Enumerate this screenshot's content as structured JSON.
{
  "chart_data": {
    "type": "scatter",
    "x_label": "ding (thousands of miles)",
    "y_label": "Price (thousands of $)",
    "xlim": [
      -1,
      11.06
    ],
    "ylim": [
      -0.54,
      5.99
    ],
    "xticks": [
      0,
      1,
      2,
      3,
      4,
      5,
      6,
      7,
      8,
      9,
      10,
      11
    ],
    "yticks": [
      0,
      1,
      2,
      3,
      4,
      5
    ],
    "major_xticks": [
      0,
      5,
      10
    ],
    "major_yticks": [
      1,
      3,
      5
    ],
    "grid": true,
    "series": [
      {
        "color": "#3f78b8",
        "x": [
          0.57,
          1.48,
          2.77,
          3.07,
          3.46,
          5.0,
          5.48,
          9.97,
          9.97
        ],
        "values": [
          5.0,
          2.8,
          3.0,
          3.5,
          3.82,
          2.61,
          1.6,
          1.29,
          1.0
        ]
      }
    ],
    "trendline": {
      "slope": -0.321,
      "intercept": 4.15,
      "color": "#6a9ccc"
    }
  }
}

**PROBLEM REQUIREMENTS**
Repeat every line of the material exactly as given.

**PROBLEM SOLUTION**
Enumerate this screenshot's content as structured JSON.
{
  "chart_data": {
    "type": "scatter",
    "x_label": "ding (thousands of miles)",
    "y_label": "Price (thousands of $)",
    "xlim": [
      -1,
      11.06
    ],
    "ylim": [
      -0.54,
      5.99
    ],
    "xticks": [
      0,
      1,
      2,
      3,
      4,
      5,
      6,
      7,
      8,
      9,
      10,
      11
    ],
    "yticks": [
      0,
      1,
      2,
      3,
      4,
      5
    ],
    "major_xticks": [
      0,
      5,
      10
    ],
    "major_yticks": [
      1,
      3,
      5
    ],
    "grid": true,
    "series": [
      {
        "color": "#3f78b8",
        "x": [
          0.57,
          1.48,
          2.77,
          3.07,
          3.46,
          5.0,
          5.48,
          9.97,
          9.97
        ],
        "values": [
          5.0,
          2.8,
          3.0,
          3.5,
          3.82,
          2.61,
          1.6,
          1.29,
          1.0
        ]
      }
    ],
    "trendline": {
      "slope": -0.321,
      "intercept": 4.15,
      "color": "#6a9ccc"
    }
  }
}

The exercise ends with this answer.